Dataset entries:
※
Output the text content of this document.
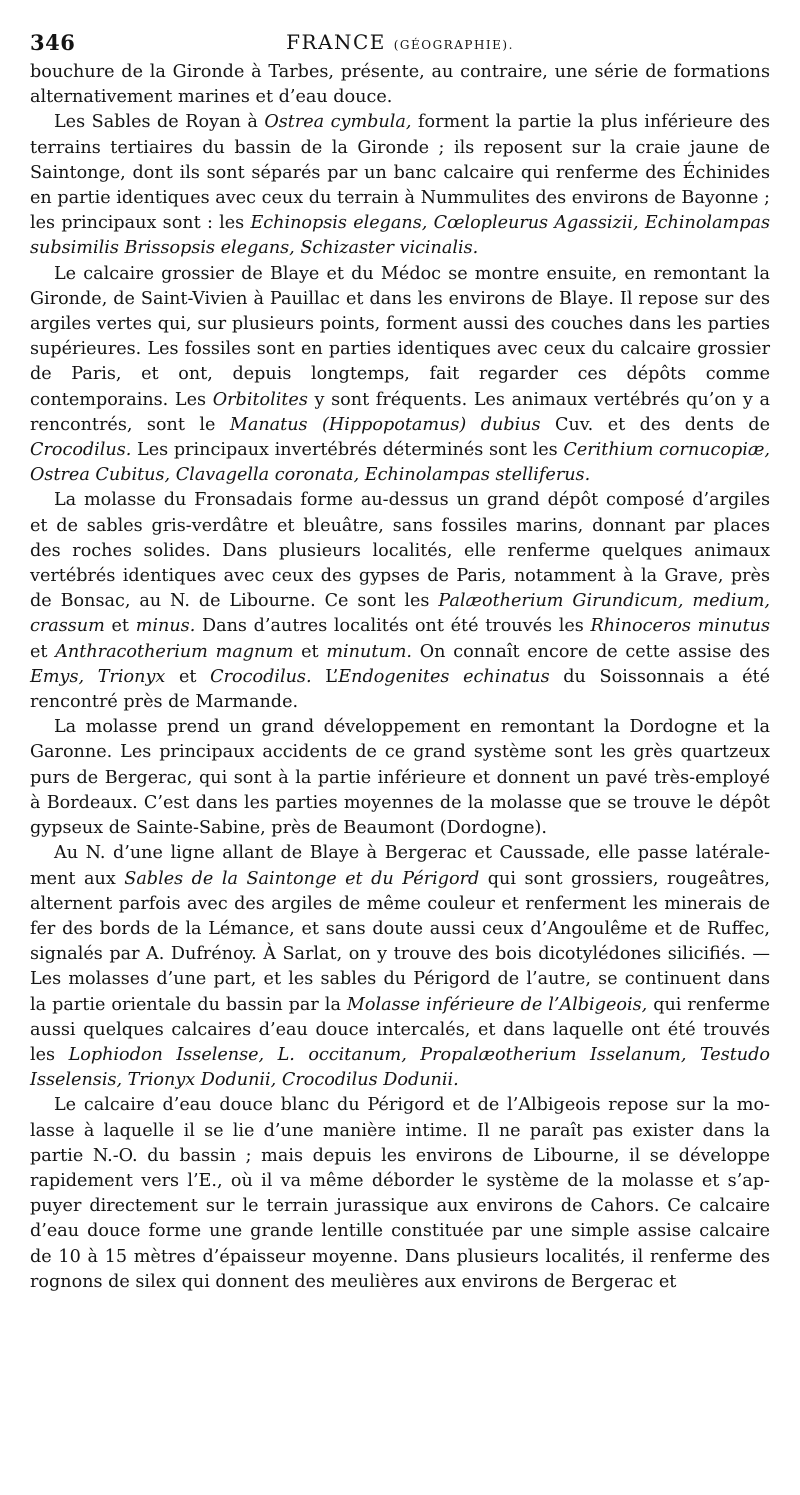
346	FRANCE (GÉOGRAPHIE).

bouchure de la Gironde à Tarbes, présente, au contraire, une série de formations alternativement marines et d’eau douce.

Les Sables de Royan à Ostrea cymbula, forment la partie la plus inférieure des terrains tertiaires du bassin de la Gironde ; ils reposent sur la craie jaune de Saintonge, dont ils sont séparés par un banc calcaire qui renferme des Échinides en partie identiques avec ceux du terrain à Nummulites des environs de Bayonne ; les principaux sont : les Echinopsis elegans, Cœlopleurus Agassizii, Echinolampas subsimilis Brissopsis elegans, Schizaster vicinalis.

Le calcaire grossier de Blaye et du Médoc se montre ensuite, en remontant la Gironde, de Saint-Vivien à Pauillac et dans les environs de Blaye. Il repose sur des argiles vertes qui, sur plusieurs points, forment aussi des couches dans les parties supérieures. Les fossiles sont en parties identiques avec ceux du calcaire grossier de Paris, et ont, depuis longtemps, fait regarder ces dépôts comme contemporains. Les Orbitolites y sont fréquents. Les animaux vertébrés qu’on y a rencontrés, sont le Manatus (Hippopotamus) dubius Cuv. et des dents de Crocodilus. Les principaux invertébrés déterminés sont les Cerithium cornucopiæ, Ostrea Cubitus, Clavagella coronata, Echinolampas stelliferus.

La molasse du Fronsadais forme au-dessus un grand dépôt composé d’argiles et de sables gris-verdâtre et bleuâtre, sans fossiles marins, donnant par places des roches solides. Dans plusieurs localités, elle renferme quelques animaux vertébrés identiques avec ceux des gypses de Paris, notamment à la Grave, près de Bonsac, au N. de Libourne. Ce sont les Palæotherium Girundicum, medium, crassum et minus. Dans d’autres localités ont été trouvés les Rhinoceros minutus et Anthracotherium magnum et minutum. On connaît encore de cette assise des Emys, Trionyx et Crocodilus. L’Endogenites echinatus du Soissonnais a été rencontré près de Marmande.

La molasse prend un grand développement en remontant la Dordogne et la Garonne. Les principaux accidents de ce grand système sont les grès quartzeux purs de Bergerac, qui sont à la partie inférieure et donnent un pavé très-employé à Bordeaux. C’est dans les parties moyennes de la molasse que se trouve le dépôt gypseux de Sainte-Sabine, près de Beaumont (Dordogne).

Au N. d’une ligne allant de Blaye à Bergerac et Caussade, elle passe latéralement aux Sables de la Saintonge et du Périgord qui sont grossiers, rougeâtres, alternent parfois avec des argiles de même couleur et renferment les minerais de fer des bords de la Lémance, et sans doute aussi ceux d’Angoulême et de Ruffec, signalés par A. Dufrénoy. À Sarlat, on y trouve des bois dicotylédones silicifiés. — Les molasses d’une part, et les sables du Périgord de l’autre, se continuent dans la partie orientale du bassin par la Molasse inférieure de l’Albigeois, qui renferme aussi quelques calcaires d’eau douce intercalés, et dans laquelle ont été trouvés les Lophiodon Isselense, L. occitanum, Propalæotherium Isselanum, Testudo Isselensis, Trionyx Dodunii, Crocodilus Dodunii.

Le calcaire d’eau douce blanc du Périgord et de l’Albigeois repose sur la molasse à laquelle il se lie d’une manière intime. Il ne paraît pas exister dans la partie N.-O. du bassin ; mais depuis les environs de Libourne, il se développe rapidement vers l’E., où il va même déborder le système de la molasse et s’appuyer directement sur le terrain jurassique aux environs de Cahors. Ce calcaire d’eau douce forme une grande lentille constituée par une simple assise calcaire de 10 à 15 mètres d’épaisseur moyenne. Dans plusieurs localités, il renferme des rognons de silex qui donnent des meulières aux environs de Bergerac et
※
Make an exact copy of all entries above, dropping the images.

Output the text content of this document.
346	FRANCE (GÉOGRAPHIE).

bouchure de la Gironde à Tarbes, présente, au contraire, une série de formations alternativement marines et d’eau douce.

Les Sables de Royan à Ostrea cymbula, forment la partie la plus inférieure des terrains tertiaires du bassin de la Gironde ; ils reposent sur la craie jaune de Saintonge, dont ils sont séparés par un banc calcaire qui renferme des Échinides en partie identiques avec ceux du terrain à Nummulites des environs de Bayonne ; les principaux sont : les Echinopsis elegans, Cœlopleurus Agassizii, Echinolampas subsimilis Brissopsis elegans, Schizaster vicinalis.

Le calcaire grossier de Blaye et du Médoc se montre ensuite, en remontant la Gironde, de Saint-Vivien à Pauillac et dans les environs de Blaye. Il repose sur des argiles vertes qui, sur plusieurs points, forment aussi des couches dans les parties supérieures. Les fossiles sont en parties identiques avec ceux du calcaire grossier de Paris, et ont, depuis longtemps, fait regarder ces dépôts comme contemporains. Les Orbitolites y sont fréquents. Les animaux vertébrés qu’on y a rencontrés, sont le Manatus (Hippopotamus) dubius Cuv. et des dents de Crocodilus. Les principaux invertébrés déterminés sont les Cerithium cornucopiæ, Ostrea Cubitus, Clavagella coronata, Echinolampas stelliferus.

La molasse du Fronsadais forme au-dessus un grand dépôt composé d’argiles et de sables gris-verdâtre et bleuâtre, sans fossiles marins, donnant par places des roches solides. Dans plusieurs localités, elle renferme quelques animaux vertébrés identiques avec ceux des gypses de Paris, notamment à la Grave, près de Bonsac, au N. de Libourne. Ce sont les Palæotherium Girundicum, medium, crassum et minus. Dans d’autres localités ont été trouvés les Rhinoceros minutus et Anthracotherium magnum et minutum. On connaît encore de cette assise des Emys, Trionyx et Crocodilus. L’Endogenites echinatus du Soissonnais a été rencontré près de Marmande.

La molasse prend un grand développement en remontant la Dordogne et la Garonne. Les principaux accidents de ce grand système sont les grès quartzeux purs de Bergerac, qui sont à la partie inférieure et donnent un pavé très-employé à Bordeaux. C’est dans les parties moyennes de la molasse que se trouve le dépôt gypseux de Sainte-Sabine, près de Beaumont (Dordogne).

Au N. d’une ligne allant de Blaye à Bergerac et Caussade, elle passe latéralement aux Sables de la Saintonge et du Périgord qui sont grossiers, rougeâtres, alternent parfois avec des argiles de même couleur et renferment les minerais de fer des bords de la Lémance, et sans doute aussi ceux d’Angoulême et de Ruffec, signalés par A. Dufrénoy. À Sarlat, on y trouve des bois dicotylédones silicifiés. — Les molasses d’une part, et les sables du Périgord de l’autre, se continuent dans la partie orientale du bassin par la Molasse inférieure de l’Albigeois, qui renferme aussi quelques calcaires d’eau douce intercalés, et dans laquelle ont été trouvés les Lophiodon Isselense, L. occitanum, Propalæotherium Isselanum, Testudo Isselensis, Trionyx Dodunii, Crocodilus Dodunii.

Le calcaire d’eau douce blanc du Périgord et de l’Albigeois repose sur la molasse à laquelle il se lie d’une manière intime. Il ne paraît pas exister dans la partie N.-O. du bassin ; mais depuis les environs de Libourne, il se développe rapidement vers l’E., où il va même déborder le système de la molasse et s’appuyer directement sur le terrain jurassique aux environs de Cahors. Ce calcaire d’eau douce forme une grande lentille constituée par une simple assise calcaire de 10 à 15 mètres d’épaisseur moyenne. Dans plusieurs localités, il renferme des rognons de silex qui donnent des meulières aux environs de Bergerac et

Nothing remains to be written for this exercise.